[START OF Materials provided]
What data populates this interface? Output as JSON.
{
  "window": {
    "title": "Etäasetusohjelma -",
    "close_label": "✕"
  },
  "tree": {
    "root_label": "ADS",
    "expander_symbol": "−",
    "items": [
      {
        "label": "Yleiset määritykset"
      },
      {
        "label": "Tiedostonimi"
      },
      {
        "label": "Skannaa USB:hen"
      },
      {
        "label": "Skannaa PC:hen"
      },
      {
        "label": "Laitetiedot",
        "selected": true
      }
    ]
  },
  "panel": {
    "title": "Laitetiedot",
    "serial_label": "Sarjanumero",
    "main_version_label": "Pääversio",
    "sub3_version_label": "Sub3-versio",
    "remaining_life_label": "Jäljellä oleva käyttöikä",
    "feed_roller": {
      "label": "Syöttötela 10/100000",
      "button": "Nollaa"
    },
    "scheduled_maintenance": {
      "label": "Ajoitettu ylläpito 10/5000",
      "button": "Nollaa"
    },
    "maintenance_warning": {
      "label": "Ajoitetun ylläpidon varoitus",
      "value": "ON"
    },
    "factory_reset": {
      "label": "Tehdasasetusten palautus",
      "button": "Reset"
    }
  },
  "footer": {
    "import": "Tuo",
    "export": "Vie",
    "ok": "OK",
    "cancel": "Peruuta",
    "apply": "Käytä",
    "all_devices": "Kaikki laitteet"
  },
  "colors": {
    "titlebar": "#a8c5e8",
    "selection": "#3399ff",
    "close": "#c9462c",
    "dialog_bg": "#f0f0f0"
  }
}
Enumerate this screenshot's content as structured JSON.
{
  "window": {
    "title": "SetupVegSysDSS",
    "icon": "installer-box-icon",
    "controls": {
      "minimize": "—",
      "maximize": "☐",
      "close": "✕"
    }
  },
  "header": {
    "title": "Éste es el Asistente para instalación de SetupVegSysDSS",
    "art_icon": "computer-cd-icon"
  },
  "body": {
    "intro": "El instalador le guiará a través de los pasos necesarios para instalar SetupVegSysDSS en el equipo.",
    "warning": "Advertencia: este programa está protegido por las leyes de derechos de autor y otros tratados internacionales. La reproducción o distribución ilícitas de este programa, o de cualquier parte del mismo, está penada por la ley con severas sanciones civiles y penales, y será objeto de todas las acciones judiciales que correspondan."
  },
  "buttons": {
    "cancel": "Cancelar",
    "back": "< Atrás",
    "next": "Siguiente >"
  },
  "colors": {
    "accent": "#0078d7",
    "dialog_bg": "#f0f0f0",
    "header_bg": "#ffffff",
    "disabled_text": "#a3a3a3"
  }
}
[END OF Materials provided]
• **Problem description**
Reproduce the full listing exactly.

• **Complete output**
What data populates this interface? Output as JSON.
{
  "window": {
    "title": "Etäasetusohjelma -",
    "close_label": "✕"
  },
  "tree": {
    "root_label": "ADS",
    "expander_symbol": "−",
    "items": [
      {
        "label": "Yleiset määritykset"
      },
      {
        "label": "Tiedostonimi"
      },
      {
        "label": "Skannaa USB:hen"
      },
      {
        "label": "Skannaa PC:hen"
      },
      {
        "label": "Laitetiedot",
        "selected": true
      }
    ]
  },
  "panel": {
    "title": "Laitetiedot",
    "serial_label": "Sarjanumero",
    "main_version_label": "Pääversio",
    "sub3_version_label": "Sub3-versio",
    "remaining_life_label": "Jäljellä oleva käyttöikä",
    "feed_roller": {
      "label": "Syöttötela 10/100000",
      "button": "Nollaa"
    },
    "scheduled_maintenance": {
      "label": "Ajoitettu ylläpito 10/5000",
      "button": "Nollaa"
    },
    "maintenance_warning": {
      "label": "Ajoitetun ylläpidon varoitus",
      "value": "ON"
    },
    "factory_reset": {
      "label": "Tehdasasetusten palautus",
      "button": "Reset"
    }
  },
  "footer": {
    "import": "Tuo",
    "export": "Vie",
    "ok": "OK",
    "cancel": "Peruuta",
    "apply": "Käytä",
    "all_devices": "Kaikki laitteet"
  },
  "colors": {
    "titlebar": "#a8c5e8",
    "selection": "#3399ff",
    "close": "#c9462c",
    "dialog_bg": "#f0f0f0"
  }
}
Enumerate this screenshot's content as structured JSON.
{
  "window": {
    "title": "SetupVegSysDSS",
    "icon": "installer-box-icon",
    "controls": {
      "minimize": "—",
      "maximize": "☐",
      "close": "✕"
    }
  },
  "header": {
    "title": "Éste es el Asistente para instalación de SetupVegSysDSS",
    "art_icon": "computer-cd-icon"
  },
  "body": {
    "intro": "El instalador le guiará a través de los pasos necesarios para instalar SetupVegSysDSS en el equipo.",
    "warning": "Advertencia: este programa está protegido por las leyes de derechos de autor y otros tratados internacionales. La reproducción o distribución ilícitas de este programa, o de cualquier parte del mismo, está penada por la ley con severas sanciones civiles y penales, y será objeto de todas las acciones judiciales que correspondan."
  },
  "buttons": {
    "cancel": "Cancelar",
    "back": "< Atrás",
    "next": "Siguiente >"
  },
  "colors": {
    "accent": "#0078d7",
    "dialog_bg": "#f0f0f0",
    "header_bg": "#ffffff",
    "disabled_text": "#a3a3a3"
  }
}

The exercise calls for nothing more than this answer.